- **PROBLEM DESCRIPTION**:
Count every line in the following entries where the word "note" appears. Give the count alone.

═════ LISTING ═════

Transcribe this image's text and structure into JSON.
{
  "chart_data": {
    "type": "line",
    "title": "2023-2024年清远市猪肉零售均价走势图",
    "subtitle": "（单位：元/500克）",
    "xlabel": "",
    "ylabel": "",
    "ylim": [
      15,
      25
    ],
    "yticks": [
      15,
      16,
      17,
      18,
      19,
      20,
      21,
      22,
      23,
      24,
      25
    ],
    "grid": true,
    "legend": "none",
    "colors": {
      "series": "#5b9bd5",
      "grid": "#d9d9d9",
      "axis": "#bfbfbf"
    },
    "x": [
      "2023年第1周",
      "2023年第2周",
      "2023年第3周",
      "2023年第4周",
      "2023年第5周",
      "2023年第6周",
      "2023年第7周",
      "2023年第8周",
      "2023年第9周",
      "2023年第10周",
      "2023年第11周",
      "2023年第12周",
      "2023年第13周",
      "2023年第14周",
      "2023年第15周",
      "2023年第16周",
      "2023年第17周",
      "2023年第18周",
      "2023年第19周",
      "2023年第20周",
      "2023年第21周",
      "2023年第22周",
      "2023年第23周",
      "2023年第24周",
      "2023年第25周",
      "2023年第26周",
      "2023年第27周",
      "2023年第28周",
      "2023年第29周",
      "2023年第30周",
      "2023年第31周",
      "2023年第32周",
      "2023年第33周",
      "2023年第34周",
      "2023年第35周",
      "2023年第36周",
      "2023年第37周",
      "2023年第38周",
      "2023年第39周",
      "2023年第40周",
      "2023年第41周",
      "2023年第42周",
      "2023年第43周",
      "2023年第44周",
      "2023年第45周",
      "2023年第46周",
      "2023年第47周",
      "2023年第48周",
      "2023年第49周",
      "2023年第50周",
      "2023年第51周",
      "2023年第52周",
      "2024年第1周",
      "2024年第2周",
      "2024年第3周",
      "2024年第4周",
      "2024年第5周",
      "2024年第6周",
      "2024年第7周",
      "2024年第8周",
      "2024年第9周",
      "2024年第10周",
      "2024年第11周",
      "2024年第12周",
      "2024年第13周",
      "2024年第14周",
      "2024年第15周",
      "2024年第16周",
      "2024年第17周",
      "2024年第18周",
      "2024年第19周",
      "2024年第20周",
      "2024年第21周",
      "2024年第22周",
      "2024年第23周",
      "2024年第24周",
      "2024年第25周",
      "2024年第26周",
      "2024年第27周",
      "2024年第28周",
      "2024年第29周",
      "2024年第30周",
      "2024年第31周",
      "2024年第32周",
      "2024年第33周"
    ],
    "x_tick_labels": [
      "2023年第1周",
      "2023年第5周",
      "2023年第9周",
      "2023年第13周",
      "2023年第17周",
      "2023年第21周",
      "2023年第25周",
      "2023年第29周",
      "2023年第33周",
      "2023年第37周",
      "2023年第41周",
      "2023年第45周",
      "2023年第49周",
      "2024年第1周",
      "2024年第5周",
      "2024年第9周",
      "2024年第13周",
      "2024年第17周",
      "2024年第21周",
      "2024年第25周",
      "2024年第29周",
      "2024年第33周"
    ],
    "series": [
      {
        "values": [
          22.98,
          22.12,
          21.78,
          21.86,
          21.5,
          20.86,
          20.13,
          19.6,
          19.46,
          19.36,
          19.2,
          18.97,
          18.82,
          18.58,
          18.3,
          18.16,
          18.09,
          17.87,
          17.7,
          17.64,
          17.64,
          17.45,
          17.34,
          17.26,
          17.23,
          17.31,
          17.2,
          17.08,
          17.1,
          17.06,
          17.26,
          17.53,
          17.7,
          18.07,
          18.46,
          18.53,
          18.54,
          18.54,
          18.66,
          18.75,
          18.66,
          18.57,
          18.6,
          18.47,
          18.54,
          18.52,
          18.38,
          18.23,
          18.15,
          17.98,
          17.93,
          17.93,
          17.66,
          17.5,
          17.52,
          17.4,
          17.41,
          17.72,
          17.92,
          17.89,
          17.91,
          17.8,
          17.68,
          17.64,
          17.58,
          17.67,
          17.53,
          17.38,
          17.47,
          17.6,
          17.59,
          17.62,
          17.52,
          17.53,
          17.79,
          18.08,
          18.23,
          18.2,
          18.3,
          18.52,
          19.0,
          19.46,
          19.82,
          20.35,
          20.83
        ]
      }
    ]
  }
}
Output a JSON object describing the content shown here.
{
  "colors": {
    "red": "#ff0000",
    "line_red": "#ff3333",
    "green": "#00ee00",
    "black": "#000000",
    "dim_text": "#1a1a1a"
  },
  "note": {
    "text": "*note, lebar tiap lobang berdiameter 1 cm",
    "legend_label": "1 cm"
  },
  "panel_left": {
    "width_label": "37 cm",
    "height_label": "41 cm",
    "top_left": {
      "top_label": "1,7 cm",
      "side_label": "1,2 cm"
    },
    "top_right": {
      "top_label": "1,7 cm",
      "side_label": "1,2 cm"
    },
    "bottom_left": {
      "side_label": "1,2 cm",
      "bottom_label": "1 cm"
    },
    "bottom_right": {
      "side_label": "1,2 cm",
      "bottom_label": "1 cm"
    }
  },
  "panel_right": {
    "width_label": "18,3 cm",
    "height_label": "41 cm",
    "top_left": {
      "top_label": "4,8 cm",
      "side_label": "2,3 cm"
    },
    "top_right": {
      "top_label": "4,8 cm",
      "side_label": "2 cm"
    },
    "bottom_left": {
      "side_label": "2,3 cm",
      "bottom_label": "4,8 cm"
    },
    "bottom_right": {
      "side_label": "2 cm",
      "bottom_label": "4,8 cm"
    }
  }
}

═════

- **TASK RESPONSE**:
2